-- Begin --

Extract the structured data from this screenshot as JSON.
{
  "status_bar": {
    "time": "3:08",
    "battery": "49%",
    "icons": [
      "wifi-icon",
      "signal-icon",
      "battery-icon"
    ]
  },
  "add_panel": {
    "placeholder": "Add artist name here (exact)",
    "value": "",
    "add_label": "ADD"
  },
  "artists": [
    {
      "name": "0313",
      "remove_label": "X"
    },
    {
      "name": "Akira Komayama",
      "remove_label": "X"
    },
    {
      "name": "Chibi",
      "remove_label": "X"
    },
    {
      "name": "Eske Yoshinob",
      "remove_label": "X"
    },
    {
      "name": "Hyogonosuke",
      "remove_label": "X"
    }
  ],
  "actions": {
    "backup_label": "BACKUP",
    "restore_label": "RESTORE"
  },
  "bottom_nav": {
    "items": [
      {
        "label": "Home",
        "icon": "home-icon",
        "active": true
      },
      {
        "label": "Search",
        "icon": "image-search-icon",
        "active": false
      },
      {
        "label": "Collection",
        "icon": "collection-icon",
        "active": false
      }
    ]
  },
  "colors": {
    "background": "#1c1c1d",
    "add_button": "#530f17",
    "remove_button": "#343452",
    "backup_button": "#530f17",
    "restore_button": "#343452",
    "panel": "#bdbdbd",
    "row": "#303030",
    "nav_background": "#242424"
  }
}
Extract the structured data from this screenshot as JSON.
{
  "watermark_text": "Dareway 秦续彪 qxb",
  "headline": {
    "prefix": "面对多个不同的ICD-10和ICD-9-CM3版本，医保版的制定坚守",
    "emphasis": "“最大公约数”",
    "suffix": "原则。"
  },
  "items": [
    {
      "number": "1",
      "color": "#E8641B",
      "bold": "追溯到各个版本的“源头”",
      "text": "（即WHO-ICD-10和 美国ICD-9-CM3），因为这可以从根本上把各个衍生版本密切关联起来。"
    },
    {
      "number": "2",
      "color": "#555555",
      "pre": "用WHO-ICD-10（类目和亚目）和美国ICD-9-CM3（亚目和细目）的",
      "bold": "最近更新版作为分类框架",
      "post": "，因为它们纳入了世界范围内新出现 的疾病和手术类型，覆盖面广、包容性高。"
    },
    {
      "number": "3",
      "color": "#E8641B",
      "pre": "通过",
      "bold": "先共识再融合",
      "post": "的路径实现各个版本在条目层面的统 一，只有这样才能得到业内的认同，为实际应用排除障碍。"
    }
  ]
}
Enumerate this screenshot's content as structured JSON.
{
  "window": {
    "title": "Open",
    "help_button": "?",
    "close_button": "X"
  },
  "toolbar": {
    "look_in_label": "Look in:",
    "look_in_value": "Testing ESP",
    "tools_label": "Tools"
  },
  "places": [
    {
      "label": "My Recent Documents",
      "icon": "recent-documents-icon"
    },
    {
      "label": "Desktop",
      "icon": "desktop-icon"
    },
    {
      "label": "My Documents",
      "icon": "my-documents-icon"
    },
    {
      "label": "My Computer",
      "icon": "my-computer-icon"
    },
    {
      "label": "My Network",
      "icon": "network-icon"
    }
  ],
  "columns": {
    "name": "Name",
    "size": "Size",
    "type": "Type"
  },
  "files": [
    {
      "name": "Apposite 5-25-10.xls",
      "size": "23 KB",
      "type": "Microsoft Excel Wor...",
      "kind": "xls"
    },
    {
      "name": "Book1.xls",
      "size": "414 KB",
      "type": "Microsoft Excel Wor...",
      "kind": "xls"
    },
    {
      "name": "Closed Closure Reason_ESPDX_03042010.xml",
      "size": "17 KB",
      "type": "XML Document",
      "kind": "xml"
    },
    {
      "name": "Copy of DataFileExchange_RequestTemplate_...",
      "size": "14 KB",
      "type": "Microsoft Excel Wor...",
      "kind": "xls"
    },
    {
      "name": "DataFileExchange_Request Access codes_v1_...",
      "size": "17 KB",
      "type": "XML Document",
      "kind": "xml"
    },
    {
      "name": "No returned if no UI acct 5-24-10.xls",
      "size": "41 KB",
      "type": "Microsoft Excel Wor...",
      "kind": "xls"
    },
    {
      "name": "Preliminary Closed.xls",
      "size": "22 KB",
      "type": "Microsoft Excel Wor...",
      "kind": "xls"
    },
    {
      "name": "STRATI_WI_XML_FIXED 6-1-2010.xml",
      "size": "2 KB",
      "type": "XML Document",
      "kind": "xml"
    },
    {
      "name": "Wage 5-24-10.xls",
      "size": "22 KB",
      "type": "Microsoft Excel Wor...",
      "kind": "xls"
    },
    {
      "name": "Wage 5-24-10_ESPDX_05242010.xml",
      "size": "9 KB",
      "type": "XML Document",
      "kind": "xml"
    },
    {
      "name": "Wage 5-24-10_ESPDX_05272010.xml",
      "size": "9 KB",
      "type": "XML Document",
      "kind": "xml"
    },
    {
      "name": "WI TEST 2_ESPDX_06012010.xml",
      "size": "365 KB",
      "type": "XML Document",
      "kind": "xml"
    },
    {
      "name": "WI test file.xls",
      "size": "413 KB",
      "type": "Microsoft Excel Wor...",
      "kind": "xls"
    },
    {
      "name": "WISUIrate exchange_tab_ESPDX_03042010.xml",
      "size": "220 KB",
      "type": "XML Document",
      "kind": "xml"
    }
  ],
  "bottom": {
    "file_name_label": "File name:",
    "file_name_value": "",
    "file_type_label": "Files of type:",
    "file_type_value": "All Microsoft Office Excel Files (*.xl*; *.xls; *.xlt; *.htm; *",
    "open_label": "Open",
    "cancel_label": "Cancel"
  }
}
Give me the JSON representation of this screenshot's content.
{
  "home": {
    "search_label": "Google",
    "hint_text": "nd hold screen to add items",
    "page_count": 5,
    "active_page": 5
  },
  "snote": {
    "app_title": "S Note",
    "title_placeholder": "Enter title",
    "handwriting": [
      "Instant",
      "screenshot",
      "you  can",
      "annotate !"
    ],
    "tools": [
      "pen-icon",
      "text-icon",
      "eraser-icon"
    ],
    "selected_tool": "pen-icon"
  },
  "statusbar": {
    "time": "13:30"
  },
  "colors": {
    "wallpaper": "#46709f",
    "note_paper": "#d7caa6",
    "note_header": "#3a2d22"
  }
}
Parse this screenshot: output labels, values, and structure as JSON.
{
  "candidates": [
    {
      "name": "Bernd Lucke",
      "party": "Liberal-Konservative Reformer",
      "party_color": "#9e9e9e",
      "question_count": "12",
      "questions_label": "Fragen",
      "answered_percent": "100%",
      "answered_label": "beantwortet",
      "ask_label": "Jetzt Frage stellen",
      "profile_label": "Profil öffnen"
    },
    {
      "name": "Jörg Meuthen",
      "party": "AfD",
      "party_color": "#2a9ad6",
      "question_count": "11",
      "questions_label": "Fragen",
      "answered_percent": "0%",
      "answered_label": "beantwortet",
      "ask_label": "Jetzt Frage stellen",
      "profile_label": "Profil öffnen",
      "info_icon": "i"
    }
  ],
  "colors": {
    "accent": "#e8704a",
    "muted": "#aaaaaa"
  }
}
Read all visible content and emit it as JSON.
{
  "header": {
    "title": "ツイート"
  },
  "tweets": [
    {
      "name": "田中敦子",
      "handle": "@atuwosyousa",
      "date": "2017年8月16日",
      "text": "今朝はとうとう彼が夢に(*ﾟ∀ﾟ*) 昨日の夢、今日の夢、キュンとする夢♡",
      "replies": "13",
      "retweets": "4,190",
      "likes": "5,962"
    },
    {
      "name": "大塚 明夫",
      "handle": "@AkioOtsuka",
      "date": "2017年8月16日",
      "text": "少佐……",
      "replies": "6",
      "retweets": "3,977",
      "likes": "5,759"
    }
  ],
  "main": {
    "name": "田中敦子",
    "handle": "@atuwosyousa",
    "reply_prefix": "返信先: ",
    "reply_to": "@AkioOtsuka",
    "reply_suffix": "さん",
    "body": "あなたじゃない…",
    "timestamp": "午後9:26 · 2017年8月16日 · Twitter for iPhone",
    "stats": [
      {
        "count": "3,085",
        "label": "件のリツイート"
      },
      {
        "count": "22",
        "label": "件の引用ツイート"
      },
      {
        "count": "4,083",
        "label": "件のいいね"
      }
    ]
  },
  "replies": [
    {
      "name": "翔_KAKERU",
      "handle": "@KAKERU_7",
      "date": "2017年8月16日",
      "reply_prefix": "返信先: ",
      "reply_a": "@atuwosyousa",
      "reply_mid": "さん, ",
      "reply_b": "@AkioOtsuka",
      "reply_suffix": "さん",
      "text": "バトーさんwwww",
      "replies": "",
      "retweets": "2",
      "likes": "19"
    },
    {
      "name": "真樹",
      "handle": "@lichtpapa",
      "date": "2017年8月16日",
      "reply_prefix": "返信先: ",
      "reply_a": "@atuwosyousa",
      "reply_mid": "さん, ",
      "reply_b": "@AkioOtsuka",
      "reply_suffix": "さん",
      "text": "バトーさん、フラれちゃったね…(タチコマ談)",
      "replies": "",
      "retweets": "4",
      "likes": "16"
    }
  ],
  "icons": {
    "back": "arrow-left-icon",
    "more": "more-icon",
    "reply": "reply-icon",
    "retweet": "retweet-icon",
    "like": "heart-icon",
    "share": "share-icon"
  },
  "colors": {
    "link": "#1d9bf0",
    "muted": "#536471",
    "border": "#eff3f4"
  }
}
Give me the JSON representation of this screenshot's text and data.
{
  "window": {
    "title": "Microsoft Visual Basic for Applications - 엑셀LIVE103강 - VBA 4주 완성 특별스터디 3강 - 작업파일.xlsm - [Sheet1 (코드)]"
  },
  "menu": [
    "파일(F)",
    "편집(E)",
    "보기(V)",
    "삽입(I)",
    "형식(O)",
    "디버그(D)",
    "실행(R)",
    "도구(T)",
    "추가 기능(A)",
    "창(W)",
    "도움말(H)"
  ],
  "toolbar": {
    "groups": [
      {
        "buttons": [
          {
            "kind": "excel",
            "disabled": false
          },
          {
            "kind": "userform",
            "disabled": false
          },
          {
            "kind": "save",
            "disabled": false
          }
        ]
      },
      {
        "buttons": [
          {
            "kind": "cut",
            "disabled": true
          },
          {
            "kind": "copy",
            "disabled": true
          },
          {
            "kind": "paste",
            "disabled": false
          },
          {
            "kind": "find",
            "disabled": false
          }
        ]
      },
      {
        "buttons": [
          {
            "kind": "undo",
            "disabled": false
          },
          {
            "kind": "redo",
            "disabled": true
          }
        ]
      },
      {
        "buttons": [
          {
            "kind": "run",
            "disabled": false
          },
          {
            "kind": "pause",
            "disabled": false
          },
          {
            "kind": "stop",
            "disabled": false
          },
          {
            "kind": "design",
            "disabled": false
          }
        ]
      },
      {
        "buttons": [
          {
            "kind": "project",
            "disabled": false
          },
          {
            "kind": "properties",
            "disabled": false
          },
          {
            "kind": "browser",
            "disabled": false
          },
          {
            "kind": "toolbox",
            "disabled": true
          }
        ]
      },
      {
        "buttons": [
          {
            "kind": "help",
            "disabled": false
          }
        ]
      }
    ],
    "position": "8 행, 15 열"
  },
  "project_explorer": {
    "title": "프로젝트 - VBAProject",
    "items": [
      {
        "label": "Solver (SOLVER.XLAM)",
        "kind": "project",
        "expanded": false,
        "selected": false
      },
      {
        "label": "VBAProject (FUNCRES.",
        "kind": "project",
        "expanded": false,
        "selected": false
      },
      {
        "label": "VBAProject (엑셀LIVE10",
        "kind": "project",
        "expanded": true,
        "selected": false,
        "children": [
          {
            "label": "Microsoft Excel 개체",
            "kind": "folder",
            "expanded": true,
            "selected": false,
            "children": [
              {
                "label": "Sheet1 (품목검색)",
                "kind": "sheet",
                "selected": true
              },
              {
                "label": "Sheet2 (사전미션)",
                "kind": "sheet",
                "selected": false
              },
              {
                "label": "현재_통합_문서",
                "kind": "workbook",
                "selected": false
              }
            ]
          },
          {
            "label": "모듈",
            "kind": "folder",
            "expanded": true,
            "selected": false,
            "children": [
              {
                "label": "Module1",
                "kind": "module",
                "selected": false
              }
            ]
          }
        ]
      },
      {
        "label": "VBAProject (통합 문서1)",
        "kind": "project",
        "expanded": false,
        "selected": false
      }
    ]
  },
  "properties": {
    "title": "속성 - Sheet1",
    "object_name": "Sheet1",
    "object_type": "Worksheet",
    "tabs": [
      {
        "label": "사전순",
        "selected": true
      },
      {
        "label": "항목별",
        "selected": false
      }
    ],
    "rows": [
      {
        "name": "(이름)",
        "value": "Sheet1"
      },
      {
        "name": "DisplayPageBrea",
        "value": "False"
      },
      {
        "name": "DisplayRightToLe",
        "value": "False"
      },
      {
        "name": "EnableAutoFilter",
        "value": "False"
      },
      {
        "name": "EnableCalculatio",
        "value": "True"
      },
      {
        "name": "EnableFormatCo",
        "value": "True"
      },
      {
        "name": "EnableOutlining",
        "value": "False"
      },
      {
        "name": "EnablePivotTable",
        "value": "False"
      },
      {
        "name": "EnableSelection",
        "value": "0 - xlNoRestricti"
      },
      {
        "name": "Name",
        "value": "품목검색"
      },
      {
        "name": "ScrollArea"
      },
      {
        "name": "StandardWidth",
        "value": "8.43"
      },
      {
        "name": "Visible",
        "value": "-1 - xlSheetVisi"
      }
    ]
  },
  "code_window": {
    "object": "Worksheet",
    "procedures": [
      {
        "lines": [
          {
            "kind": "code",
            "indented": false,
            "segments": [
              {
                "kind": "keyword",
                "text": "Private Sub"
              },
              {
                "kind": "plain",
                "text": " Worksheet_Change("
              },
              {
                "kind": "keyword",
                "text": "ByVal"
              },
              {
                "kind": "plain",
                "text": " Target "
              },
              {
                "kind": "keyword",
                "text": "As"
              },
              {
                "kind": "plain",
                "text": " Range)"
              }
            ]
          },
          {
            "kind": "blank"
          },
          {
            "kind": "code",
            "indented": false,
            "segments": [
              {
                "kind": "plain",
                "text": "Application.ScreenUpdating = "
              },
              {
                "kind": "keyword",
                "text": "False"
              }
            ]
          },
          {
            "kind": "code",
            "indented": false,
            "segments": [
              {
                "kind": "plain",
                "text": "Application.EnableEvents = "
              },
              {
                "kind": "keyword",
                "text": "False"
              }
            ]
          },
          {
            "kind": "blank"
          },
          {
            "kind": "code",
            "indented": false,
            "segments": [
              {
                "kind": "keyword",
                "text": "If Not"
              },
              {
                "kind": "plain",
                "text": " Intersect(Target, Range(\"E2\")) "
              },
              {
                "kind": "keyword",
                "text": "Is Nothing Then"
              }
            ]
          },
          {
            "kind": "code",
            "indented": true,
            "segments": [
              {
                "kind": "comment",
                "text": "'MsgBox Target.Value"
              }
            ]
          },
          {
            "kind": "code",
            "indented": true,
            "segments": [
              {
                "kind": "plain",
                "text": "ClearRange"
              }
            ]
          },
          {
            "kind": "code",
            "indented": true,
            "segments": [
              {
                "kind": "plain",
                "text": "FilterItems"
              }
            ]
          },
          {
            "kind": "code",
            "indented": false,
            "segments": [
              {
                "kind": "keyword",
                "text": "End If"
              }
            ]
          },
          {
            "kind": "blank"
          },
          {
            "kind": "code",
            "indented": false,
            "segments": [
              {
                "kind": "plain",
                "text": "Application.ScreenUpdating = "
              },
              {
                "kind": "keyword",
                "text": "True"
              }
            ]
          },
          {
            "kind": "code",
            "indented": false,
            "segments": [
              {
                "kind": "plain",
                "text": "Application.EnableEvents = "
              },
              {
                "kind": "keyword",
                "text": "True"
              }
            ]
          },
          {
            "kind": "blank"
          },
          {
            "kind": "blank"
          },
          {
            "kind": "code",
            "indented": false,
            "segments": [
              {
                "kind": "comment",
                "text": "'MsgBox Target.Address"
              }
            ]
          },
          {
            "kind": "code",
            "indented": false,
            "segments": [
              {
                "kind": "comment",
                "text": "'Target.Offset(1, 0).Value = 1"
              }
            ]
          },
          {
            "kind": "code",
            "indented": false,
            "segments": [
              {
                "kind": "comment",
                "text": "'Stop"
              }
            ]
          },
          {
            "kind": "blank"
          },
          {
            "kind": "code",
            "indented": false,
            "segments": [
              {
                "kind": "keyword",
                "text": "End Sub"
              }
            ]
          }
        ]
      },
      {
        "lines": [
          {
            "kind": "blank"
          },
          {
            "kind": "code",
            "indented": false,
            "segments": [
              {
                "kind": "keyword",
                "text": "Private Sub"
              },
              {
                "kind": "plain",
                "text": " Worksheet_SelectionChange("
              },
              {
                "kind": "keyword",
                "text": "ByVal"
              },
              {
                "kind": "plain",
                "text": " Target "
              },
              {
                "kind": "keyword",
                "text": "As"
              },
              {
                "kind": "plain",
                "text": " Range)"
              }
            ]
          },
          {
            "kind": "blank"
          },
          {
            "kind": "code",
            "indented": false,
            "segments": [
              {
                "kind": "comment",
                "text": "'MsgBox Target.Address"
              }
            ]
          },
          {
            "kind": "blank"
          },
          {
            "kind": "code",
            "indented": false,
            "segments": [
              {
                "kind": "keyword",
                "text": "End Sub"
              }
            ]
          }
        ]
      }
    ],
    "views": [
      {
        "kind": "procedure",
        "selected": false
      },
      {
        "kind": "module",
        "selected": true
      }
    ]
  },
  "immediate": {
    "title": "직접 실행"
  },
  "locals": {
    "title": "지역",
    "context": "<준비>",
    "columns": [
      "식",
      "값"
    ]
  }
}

-- End --

EXERCISE =>
Go through the entries above and pull out each line with "replies" in it.

RESULT OF THIS TASK =>
      "replies": "13",
      "replies": "6",
  "replies": [
      "replies": "",
      "replies": "",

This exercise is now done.